● **READING TEXT**:
○ ○ ○ ○

- Theatrical release poster
- Directed by: M. Night Shyamalan
- Written by: M. Night Shyamalan
- Produced by: Sam Mercer M. Night Shyamalan
- Starring: Paul Giamatti; Bryce Dallas Howard; Bob Balaban; Jeffrey Wright; Sarita Choudhury; Freddy Rodriguez; Bill Irwin; Jared Harris;
- Cinematography: Christopher Doyle
- Edited by: Barbara Tulliver
- Music by: James Newton Howard
- Production companies: Legendary Pictures; Blinding Edge Pictures;
- Distributed by: Warner Bros. Pictures
- Release date: July 21, 2006;
- Running time: 110 minutes
- Country: United States
- Language: English
- Budget: $70 million
- Box office: $72.8 million

= Lady in the Water =

2006 film by M. Night Shyamalan

Lady in the Water is a 2006 American urban fantasy drama film written and directed by M. Night Shyamalan, who produced with Sam Mercer. The film features the starring cast of Paul Giamatti and Bryce Dallas Howard with Bob Balaban, Jeffrey Wright, Sarita Choudhury, Freddy Rodriguez, Bill Irwin and Jared Harris in supporting roles. Produced by Legendary Pictures and Blinding Edge Pictures and distributed by Warner Bros. Pictures, the film's plot concerns the superintendent of an apartment complex in Philadelphia who discovers a young woman in the building's swimming pool. Gradually, he and his neighbors learn that she is a water nymph (or Narf) whose life is in danger from a vicious and wolf-like mystical creature called a Scrunt that tries to keep her from returning to her watery "blue world".

Lady in the Water was released on July 21, 2006. It is Shyamalan's first film not distributed by Walt Disney Studios under their Touchstone Pictures and Hollywood Pictures labels since Wide Awake. The film received negative reviews, with criticism revolving around the self-indulgence with which Shyamalan cast himself in the film, the lack of consistency and the film's characterization. The film was additionally a financial failure grossing $72.8 million against a $70 million production budget. At the 27th Golden Raspberry Awards, Lady in the Water received a quartet of nominations for Worst Picture and Worst Screenplay and won a pair for Worst Director, and Worst Supporting Actor for Shyamalan.

○ ○ ○ ○

Extracted data entries
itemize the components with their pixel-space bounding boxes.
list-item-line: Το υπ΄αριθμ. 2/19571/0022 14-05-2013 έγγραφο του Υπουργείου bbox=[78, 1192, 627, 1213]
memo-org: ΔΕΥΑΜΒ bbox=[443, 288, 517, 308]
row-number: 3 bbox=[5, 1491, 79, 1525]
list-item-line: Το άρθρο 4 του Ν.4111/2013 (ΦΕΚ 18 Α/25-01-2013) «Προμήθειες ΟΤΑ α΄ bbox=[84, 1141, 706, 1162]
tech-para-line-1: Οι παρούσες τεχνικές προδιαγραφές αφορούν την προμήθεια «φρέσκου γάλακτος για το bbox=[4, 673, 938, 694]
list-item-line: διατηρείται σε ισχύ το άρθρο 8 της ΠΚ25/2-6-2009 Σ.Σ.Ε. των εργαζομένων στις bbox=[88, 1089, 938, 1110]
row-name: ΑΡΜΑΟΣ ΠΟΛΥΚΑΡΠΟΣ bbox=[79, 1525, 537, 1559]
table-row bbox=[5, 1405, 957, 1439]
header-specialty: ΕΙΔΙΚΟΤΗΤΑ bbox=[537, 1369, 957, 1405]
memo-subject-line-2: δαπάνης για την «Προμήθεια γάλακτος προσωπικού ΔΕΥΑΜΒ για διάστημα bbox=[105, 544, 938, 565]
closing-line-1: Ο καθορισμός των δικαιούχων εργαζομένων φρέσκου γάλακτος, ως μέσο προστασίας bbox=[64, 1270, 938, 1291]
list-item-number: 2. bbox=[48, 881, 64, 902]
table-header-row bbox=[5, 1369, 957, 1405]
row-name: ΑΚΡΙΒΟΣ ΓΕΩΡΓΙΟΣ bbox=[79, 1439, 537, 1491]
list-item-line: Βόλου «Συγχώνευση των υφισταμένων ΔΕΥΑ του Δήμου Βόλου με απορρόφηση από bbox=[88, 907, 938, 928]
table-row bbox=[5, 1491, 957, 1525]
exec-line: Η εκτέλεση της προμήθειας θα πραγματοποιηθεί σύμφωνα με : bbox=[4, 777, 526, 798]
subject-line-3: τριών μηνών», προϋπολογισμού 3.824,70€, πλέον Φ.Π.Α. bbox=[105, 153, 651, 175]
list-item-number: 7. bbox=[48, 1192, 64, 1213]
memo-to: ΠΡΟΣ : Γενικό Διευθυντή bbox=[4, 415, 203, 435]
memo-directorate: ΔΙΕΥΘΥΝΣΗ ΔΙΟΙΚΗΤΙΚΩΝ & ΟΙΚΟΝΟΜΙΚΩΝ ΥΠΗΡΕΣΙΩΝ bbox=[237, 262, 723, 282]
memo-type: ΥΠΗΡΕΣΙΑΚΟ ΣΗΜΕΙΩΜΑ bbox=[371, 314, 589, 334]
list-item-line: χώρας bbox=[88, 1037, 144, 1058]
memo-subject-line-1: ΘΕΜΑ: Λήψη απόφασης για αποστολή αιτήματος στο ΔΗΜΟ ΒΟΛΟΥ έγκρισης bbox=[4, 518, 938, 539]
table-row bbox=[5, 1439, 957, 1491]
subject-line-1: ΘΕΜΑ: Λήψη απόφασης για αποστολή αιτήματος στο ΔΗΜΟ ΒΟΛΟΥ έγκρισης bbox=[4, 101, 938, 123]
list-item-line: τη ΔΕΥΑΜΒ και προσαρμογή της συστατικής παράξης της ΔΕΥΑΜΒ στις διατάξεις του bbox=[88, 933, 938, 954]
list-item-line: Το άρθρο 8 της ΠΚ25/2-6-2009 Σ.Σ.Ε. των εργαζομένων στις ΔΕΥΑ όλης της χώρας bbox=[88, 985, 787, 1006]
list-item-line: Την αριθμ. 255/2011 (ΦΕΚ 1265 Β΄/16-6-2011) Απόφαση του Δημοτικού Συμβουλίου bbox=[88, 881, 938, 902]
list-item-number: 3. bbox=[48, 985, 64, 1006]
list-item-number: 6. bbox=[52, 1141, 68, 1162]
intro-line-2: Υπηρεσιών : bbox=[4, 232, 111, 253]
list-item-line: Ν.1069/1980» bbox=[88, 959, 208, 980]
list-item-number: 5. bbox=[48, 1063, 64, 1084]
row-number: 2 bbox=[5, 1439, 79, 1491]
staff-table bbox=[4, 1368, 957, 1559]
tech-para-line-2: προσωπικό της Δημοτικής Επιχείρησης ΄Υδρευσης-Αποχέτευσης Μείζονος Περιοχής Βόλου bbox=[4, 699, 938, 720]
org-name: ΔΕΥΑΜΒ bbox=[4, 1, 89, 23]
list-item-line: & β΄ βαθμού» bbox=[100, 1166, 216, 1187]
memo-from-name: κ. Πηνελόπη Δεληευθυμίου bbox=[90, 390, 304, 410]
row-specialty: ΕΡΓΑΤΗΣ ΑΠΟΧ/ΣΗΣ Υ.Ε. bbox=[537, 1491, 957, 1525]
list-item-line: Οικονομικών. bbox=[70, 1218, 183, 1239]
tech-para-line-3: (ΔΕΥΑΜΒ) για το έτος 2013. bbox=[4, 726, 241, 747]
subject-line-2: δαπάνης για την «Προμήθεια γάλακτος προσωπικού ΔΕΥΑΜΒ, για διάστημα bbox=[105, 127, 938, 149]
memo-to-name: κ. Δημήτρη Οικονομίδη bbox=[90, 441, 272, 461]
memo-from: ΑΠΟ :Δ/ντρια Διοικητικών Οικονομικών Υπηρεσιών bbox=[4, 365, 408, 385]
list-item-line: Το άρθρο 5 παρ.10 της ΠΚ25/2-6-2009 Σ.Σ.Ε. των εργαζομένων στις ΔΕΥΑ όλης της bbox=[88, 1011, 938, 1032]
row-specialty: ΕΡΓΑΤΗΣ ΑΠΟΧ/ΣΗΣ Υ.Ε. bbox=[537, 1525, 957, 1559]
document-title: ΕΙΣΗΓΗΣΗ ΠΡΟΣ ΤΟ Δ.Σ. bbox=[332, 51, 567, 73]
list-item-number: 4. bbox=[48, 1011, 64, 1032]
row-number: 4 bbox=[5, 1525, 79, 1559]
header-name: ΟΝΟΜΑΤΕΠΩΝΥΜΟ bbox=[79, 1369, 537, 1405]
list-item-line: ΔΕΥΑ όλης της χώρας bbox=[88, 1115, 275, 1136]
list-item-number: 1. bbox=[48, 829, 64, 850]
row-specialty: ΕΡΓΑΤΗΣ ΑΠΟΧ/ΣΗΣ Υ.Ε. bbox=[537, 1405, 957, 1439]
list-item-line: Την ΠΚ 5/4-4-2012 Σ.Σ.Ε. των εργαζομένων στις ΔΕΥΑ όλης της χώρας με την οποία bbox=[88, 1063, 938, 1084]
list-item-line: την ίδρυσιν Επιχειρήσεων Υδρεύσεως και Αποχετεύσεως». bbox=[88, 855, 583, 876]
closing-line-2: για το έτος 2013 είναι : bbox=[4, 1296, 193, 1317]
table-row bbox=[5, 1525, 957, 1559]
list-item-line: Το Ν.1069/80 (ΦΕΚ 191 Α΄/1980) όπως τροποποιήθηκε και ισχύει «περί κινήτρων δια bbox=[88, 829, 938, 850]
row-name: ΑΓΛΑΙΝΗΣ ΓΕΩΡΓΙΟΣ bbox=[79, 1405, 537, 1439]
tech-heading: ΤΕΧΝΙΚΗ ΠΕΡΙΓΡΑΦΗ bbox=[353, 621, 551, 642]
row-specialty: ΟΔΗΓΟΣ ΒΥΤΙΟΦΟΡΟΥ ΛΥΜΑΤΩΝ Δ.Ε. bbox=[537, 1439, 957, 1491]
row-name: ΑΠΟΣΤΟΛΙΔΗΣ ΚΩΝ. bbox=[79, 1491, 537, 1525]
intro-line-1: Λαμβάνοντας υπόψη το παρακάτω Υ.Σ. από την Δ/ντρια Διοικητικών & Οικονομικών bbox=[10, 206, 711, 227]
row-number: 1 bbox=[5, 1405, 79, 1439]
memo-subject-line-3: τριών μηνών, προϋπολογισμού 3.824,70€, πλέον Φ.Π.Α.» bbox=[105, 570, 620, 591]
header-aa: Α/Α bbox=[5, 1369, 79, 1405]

○ ○ ○ ○

● **TASKS FOR THIS EXERCISE**:
[a] In the article on Lady in the Water, what creature endangers the water nymph's life?
[b] Continue the article on Lady in the Water from where it stops.

● **ANSWERS FOR THE EXERCISE**:
[a] A vicious, wolf-like mystical creature called a Scrunt.

[b]
==Plot==
One evening, Cleveland Heep, the superintendent of an apartment complex in Philadelphia, discovers Story, a naiad-like being, in the building's swimming pool. Heep immediately rescues Story from an attack by a Scrunt, a grass-covered and wolf-like creature that hides by flattening its body against the turf. It is additionally revealed that Heep became the superintendent of his building after his family was murdered.

Story, who has come from the Blue World, explains that she has arrived to find the Writer, the "vessel" who will be magically awakened when he meets her, and then write a book that will save humanity in the future. When Heep mentions the word "Narf" to tenant Young-Soon, she recognizes it from stories told by her mother, Mrs. Choi, then summarizes the stories for him.

After questioning residents from around the apartment complex, Heep discovers the Writer is tenant Vick Ran, who is struggling to complete The Cookbook. Heep brings Vick to Story; their meeting eliminates his fear and sharpens his inner voice. She later explains that The Cookbook will contain views and ideas so significant they will inspire a future president, a great Midwestern orator, to greatly change the world for the better. Vick later deduces, and Story confirms, that he will be killed because of the controversial nature of his ideas.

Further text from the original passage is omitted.